Objective:
What's needed is an exact copy of the lines from the one that contains "Parse this screenshot: output" to the end of the data below, leaving the pictures out.

(Lines of data)
....
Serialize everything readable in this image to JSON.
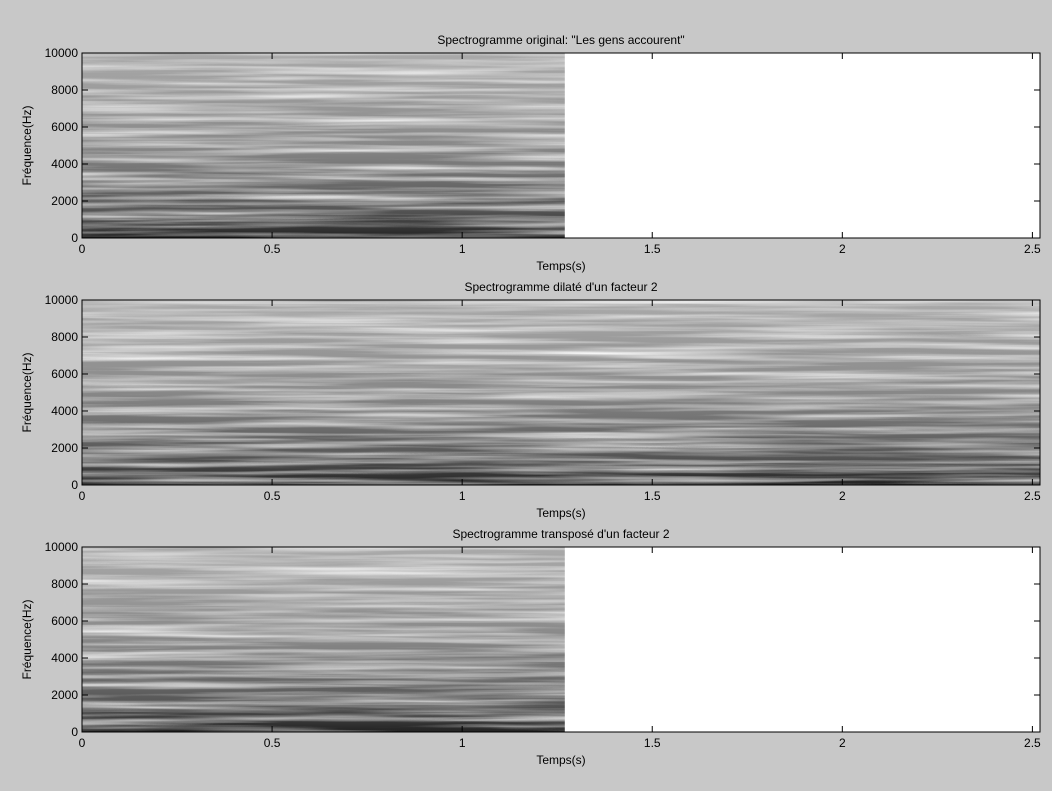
{
  "chart_data": [
    {
      "type": "spectrogram",
      "title": "Spectrogramme original: \"Les gens accourent\"",
      "xlabel": "Temps(s)",
      "ylabel": "Fréquence(Hz)",
      "xlim": [
        0,
        2.52
      ],
      "xticks": [
        0,
        0.5,
        1,
        1.5,
        2,
        2.5
      ],
      "ylim": [
        0,
        10000
      ],
      "yticks": [
        0,
        2000,
        4000,
        6000,
        8000,
        10000
      ],
      "time_range": [
        0,
        1.27
      ]
    },
    {
      "type": "spectrogram",
      "title": "Spectrogramme dilaté d'un facteur 2",
      "xlabel": "Temps(s)",
      "ylabel": "Fréquence(Hz)",
      "xlim": [
        0,
        2.52
      ],
      "xticks": [
        0,
        0.5,
        1,
        1.5,
        2,
        2.5
      ],
      "ylim": [
        0,
        10000
      ],
      "yticks": [
        0,
        2000,
        4000,
        6000,
        8000,
        10000
      ],
      "time_range": [
        0,
        2.52
      ]
    },
    {
      "type": "spectrogram",
      "title": "Spectrogramme transposé d'un facteur 2",
      "xlabel": "Temps(s)",
      "ylabel": "Fréquence(Hz)",
      "xlim": [
        0,
        2.52
      ],
      "xticks": [
        0,
        0.5,
        1,
        1.5,
        2,
        2.5
      ],
      "ylim": [
        0,
        10000
      ],
      "yticks": [
        0,
        2000,
        4000,
        6000,
        8000,
        10000
      ],
      "time_range": [
        0,
        1.27
      ]
    }
  ]
}
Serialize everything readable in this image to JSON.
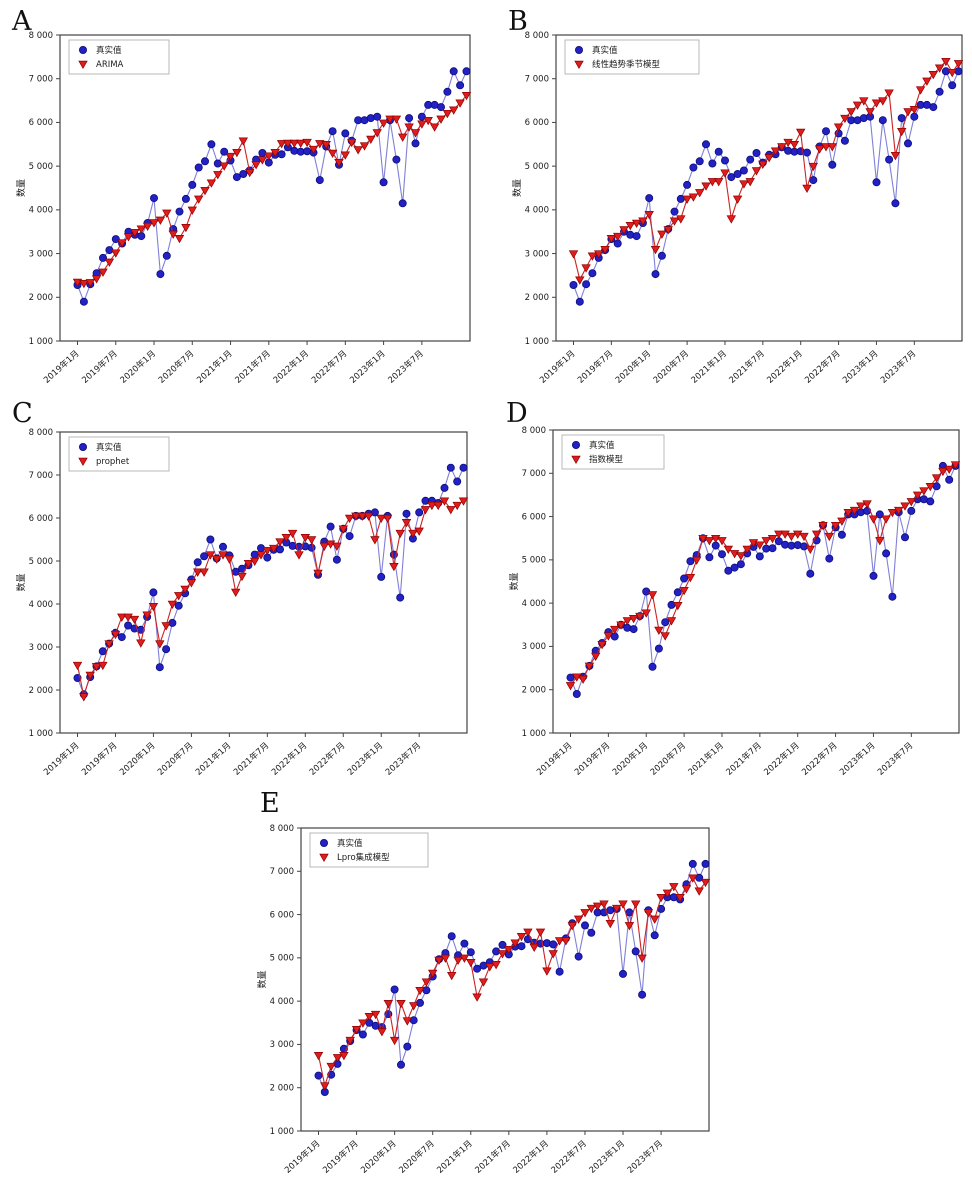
{
  "figure": {
    "ylabel": "数量",
    "legend_actual_label": "真实值",
    "ytick_labels": [
      "1 000",
      "2 000",
      "3 000",
      "4 000",
      "5 000",
      "6 000",
      "7 000",
      "8 000"
    ],
    "xtick_labels": [
      "2019年1月",
      "2019年7月",
      "2020年1月",
      "2020年7月",
      "2021年1月",
      "2021年7月",
      "2022年1月",
      "2022年7月",
      "2023年1月",
      "2023年7月"
    ],
    "colors": {
      "actual_marker": "#2121c4",
      "actual_marker_edge": "#0d0d7a",
      "actual_line": "#8080d8",
      "predicted_marker": "#e01d1d",
      "predicted_marker_edge": "#900000",
      "predicted_line": "#cc2222",
      "axis": "#444444",
      "text": "#1a1a1a"
    }
  },
  "chart_data": {
    "type": "line",
    "ylabel": "数量",
    "ylim": [
      1000,
      8000
    ],
    "yticks": [
      1000,
      2000,
      3000,
      4000,
      5000,
      6000,
      7000,
      8000
    ],
    "xtick_labels": [
      "2019年1月",
      "2019年7月",
      "2020年1月",
      "2020年7月",
      "2021年1月",
      "2021年7月",
      "2022年1月",
      "2022年7月",
      "2023年1月",
      "2023年7月"
    ],
    "xtick_point_indices": [
      0,
      6,
      12,
      18,
      24,
      30,
      36,
      42,
      48,
      54
    ],
    "n_points": 62,
    "actual_series_name": "真实值",
    "actual_values": [
      2280,
      1900,
      2300,
      2550,
      2900,
      3080,
      3330,
      3230,
      3500,
      3430,
      3400,
      3700,
      4270,
      2530,
      2950,
      3560,
      3960,
      4250,
      4570,
      4970,
      5110,
      5500,
      5060,
      5330,
      5130,
      4750,
      4820,
      4900,
      5150,
      5300,
      5080,
      5260,
      5270,
      5430,
      5350,
      5330,
      5340,
      5310,
      4680,
      5450,
      5800,
      5030,
      5750,
      5580,
      6050,
      6050,
      6100,
      6130,
      4630,
      6050,
      5150,
      4150,
      6100,
      5520,
      6130,
      6400,
      6400,
      6350,
      6700,
      7170,
      6850,
      7170
    ],
    "panels": [
      {
        "label": "A",
        "model_name": "ARIMA",
        "predicted_values": [
          2350,
          2320,
          2340,
          2430,
          2580,
          2810,
          3020,
          3250,
          3390,
          3490,
          3570,
          3630,
          3710,
          3770,
          3930,
          3450,
          3350,
          3600,
          4000,
          4250,
          4450,
          4620,
          4810,
          5010,
          5230,
          5320,
          5580,
          4860,
          5040,
          5150,
          5240,
          5320,
          5520,
          5530,
          5530,
          5530,
          5550,
          5390,
          5520,
          5500,
          5300,
          5090,
          5260,
          5550,
          5380,
          5470,
          5620,
          5770,
          5990,
          6080,
          6080,
          5670,
          5900,
          5770,
          5970,
          6050,
          5900,
          6080,
          6210,
          6290,
          6450,
          6620
        ]
      },
      {
        "label": "B",
        "model_name": "线性趋势季节模型",
        "predicted_values": [
          3000,
          2400,
          2680,
          2950,
          3000,
          3100,
          3350,
          3400,
          3550,
          3650,
          3700,
          3750,
          3900,
          3100,
          3450,
          3550,
          3750,
          3800,
          4250,
          4300,
          4400,
          4550,
          4650,
          4650,
          4850,
          3800,
          4250,
          4600,
          4650,
          4900,
          5050,
          5200,
          5350,
          5450,
          5550,
          5500,
          5780,
          4500,
          5000,
          5400,
          5450,
          5450,
          5900,
          6100,
          6250,
          6400,
          6500,
          6250,
          6450,
          6500,
          6680,
          5250,
          5800,
          6250,
          6300,
          6750,
          6950,
          7100,
          7250,
          7400,
          7150,
          7350
        ]
      },
      {
        "label": "C",
        "model_name": "prophet",
        "predicted_values": [
          2580,
          1850,
          2350,
          2550,
          2580,
          3080,
          3300,
          3700,
          3700,
          3650,
          3100,
          3750,
          3950,
          3080,
          3500,
          4000,
          4200,
          4350,
          4500,
          4750,
          4750,
          5150,
          5050,
          5150,
          5050,
          4280,
          4650,
          4950,
          5000,
          5150,
          5250,
          5300,
          5450,
          5550,
          5650,
          5150,
          5550,
          5500,
          4720,
          5350,
          5400,
          5350,
          5750,
          6000,
          6050,
          6050,
          6050,
          5500,
          6000,
          6000,
          4880,
          5650,
          5900,
          5650,
          5700,
          6200,
          6300,
          6300,
          6400,
          6200,
          6300,
          6400
        ]
      },
      {
        "label": "D",
        "model_name": "指数模型",
        "predicted_values": [
          2100,
          2300,
          2250,
          2550,
          2780,
          3050,
          3250,
          3400,
          3500,
          3600,
          3650,
          3700,
          3780,
          4200,
          3380,
          3250,
          3600,
          3950,
          4300,
          4600,
          5000,
          5500,
          5450,
          5500,
          5450,
          5250,
          5150,
          5100,
          5250,
          5400,
          5350,
          5450,
          5500,
          5600,
          5600,
          5550,
          5600,
          5550,
          5250,
          5600,
          5800,
          5550,
          5800,
          5900,
          6100,
          6150,
          6250,
          6300,
          5950,
          5450,
          5950,
          6100,
          6150,
          6250,
          6350,
          6500,
          6600,
          6700,
          6900,
          7050,
          7100,
          7200
        ]
      },
      {
        "label": "E",
        "model_name": "Lpro集成模型",
        "predicted_values": [
          2750,
          2050,
          2500,
          2700,
          2750,
          3100,
          3350,
          3500,
          3650,
          3700,
          3300,
          3950,
          3100,
          3950,
          3550,
          3900,
          4250,
          4450,
          4650,
          4950,
          5000,
          4600,
          4950,
          5000,
          4900,
          4100,
          4450,
          4800,
          4850,
          5100,
          5200,
          5350,
          5500,
          5600,
          5250,
          5600,
          4700,
          5100,
          5400,
          5400,
          5750,
          5900,
          6050,
          6150,
          6200,
          6250,
          5800,
          6150,
          6250,
          5750,
          6250,
          5000,
          6050,
          5900,
          6400,
          6500,
          6650,
          6400,
          6600,
          6850,
          6550,
          6750
        ]
      }
    ]
  }
}
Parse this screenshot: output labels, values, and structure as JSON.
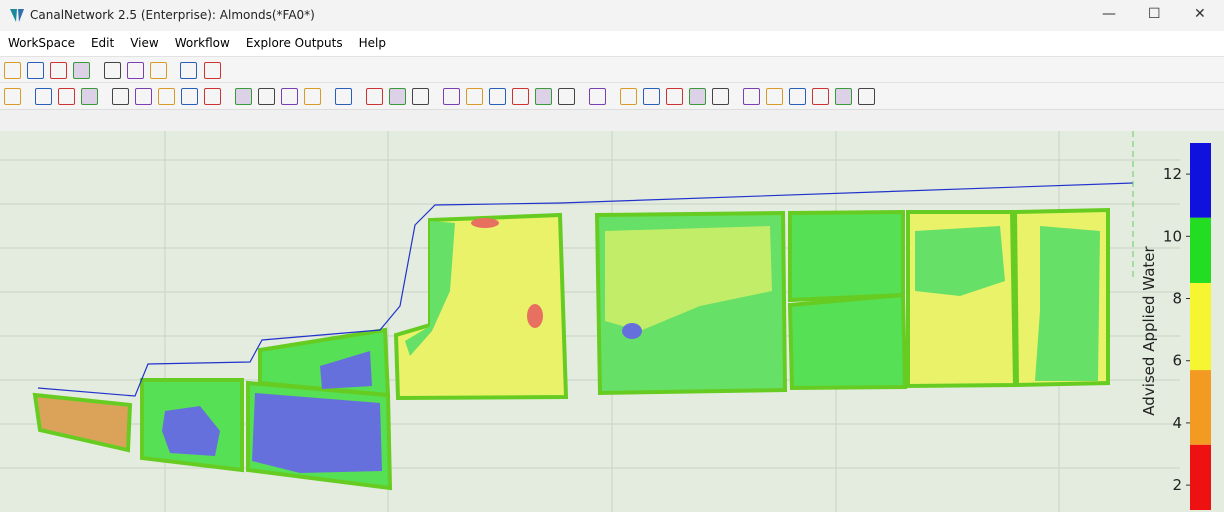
{
  "window": {
    "title": "CanalNetwork 2.5  (Enterprise): Almonds(*FA0*)"
  },
  "menu": [
    "WorkSpace",
    "Edit",
    "View",
    "Workflow",
    "Explore Outputs",
    "Help"
  ],
  "colorbar": {
    "label": "Advised Applied Water",
    "ylim": [
      1.2,
      13.0
    ],
    "ticks": [
      2,
      4,
      6,
      8,
      10,
      12
    ],
    "band_edges": [
      1.2,
      3.3,
      5.7,
      8.5,
      10.6,
      13.0
    ],
    "band_colors": [
      "#ee1111",
      "#f39a22",
      "#f5f531",
      "#22dd22",
      "#1111dd"
    ]
  }
}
....
Solution for this problem:
Parse this screenshot: output labels, values, and structure as JSON.
{
  "window": {
    "title": "CanalNetwork 2.5  (Enterprise): Almonds(*FA0*)"
  },
  "menu": [
    "WorkSpace",
    "Edit",
    "View",
    "Workflow",
    "Explore Outputs",
    "Help"
  ],
  "colorbar": {
    "label": "Advised Applied Water",
    "ylim": [
      1.2,
      13.0
    ],
    "ticks": [
      2,
      4,
      6,
      8,
      10,
      12
    ],
    "band_edges": [
      1.2,
      3.3,
      5.7,
      8.5,
      10.6,
      13.0
    ],
    "band_colors": [
      "#ee1111",
      "#f39a22",
      "#f5f531",
      "#22dd22",
      "#1111dd"
    ]
  }
}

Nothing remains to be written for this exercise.